**Input**
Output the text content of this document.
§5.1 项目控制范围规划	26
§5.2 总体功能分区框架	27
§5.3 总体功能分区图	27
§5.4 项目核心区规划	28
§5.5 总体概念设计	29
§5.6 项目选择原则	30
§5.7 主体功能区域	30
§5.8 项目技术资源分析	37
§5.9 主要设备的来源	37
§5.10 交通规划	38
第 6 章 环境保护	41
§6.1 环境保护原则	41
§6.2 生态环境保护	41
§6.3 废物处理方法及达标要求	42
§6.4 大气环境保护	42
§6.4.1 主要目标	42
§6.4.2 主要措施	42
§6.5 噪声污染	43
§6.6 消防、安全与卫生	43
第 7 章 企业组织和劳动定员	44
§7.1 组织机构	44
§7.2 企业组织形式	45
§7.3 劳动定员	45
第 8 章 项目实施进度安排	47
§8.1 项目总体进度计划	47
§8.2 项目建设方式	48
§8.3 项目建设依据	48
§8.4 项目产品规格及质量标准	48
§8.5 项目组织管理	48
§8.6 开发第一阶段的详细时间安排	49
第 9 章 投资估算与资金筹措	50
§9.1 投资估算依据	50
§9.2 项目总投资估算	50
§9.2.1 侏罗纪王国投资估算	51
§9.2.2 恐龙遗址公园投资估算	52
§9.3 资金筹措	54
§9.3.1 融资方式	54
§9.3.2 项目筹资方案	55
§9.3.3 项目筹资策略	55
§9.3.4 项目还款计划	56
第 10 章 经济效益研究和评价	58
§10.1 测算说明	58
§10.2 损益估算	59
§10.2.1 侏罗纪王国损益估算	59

**Problem requirements**
Write out the whole listing again, exactly as it stands.

**Result of the task**
Output the text content of this document.
§5.1 项目控制范围规划	26
§5.2 总体功能分区框架	27
§5.3 总体功能分区图	27
§5.4 项目核心区规划	28
§5.5 总体概念设计	29
§5.6 项目选择原则	30
§5.7 主体功能区域	30
§5.8 项目技术资源分析	37
§5.9 主要设备的来源	37
§5.10 交通规划	38
第 6 章 环境保护	41
§6.1 环境保护原则	41
§6.2 生态环境保护	41
§6.3 废物处理方法及达标要求	42
§6.4 大气环境保护	42
§6.4.1 主要目标	42
§6.4.2 主要措施	42
§6.5 噪声污染	43
§6.6 消防、安全与卫生	43
第 7 章 企业组织和劳动定员	44
§7.1 组织机构	44
§7.2 企业组织形式	45
§7.3 劳动定员	45
第 8 章 项目实施进度安排	47
§8.1 项目总体进度计划	47
§8.2 项目建设方式	48
§8.3 项目建设依据	48
§8.4 项目产品规格及质量标准	48
§8.5 项目组织管理	48
§8.6 开发第一阶段的详细时间安排	49
第 9 章 投资估算与资金筹措	50
§9.1 投资估算依据	50
§9.2 项目总投资估算	50
§9.2.1 侏罗纪王国投资估算	51
§9.2.2 恐龙遗址公园投资估算	52
§9.3 资金筹措	54
§9.3.1 融资方式	54
§9.3.2 项目筹资方案	55
§9.3.3 项目筹资策略	55
§9.3.4 项目还款计划	56
第 10 章 经济效益研究和评价	58
§10.1 测算说明	58
§10.2 损益估算	59
§10.2.1 侏罗纪王国损益估算	59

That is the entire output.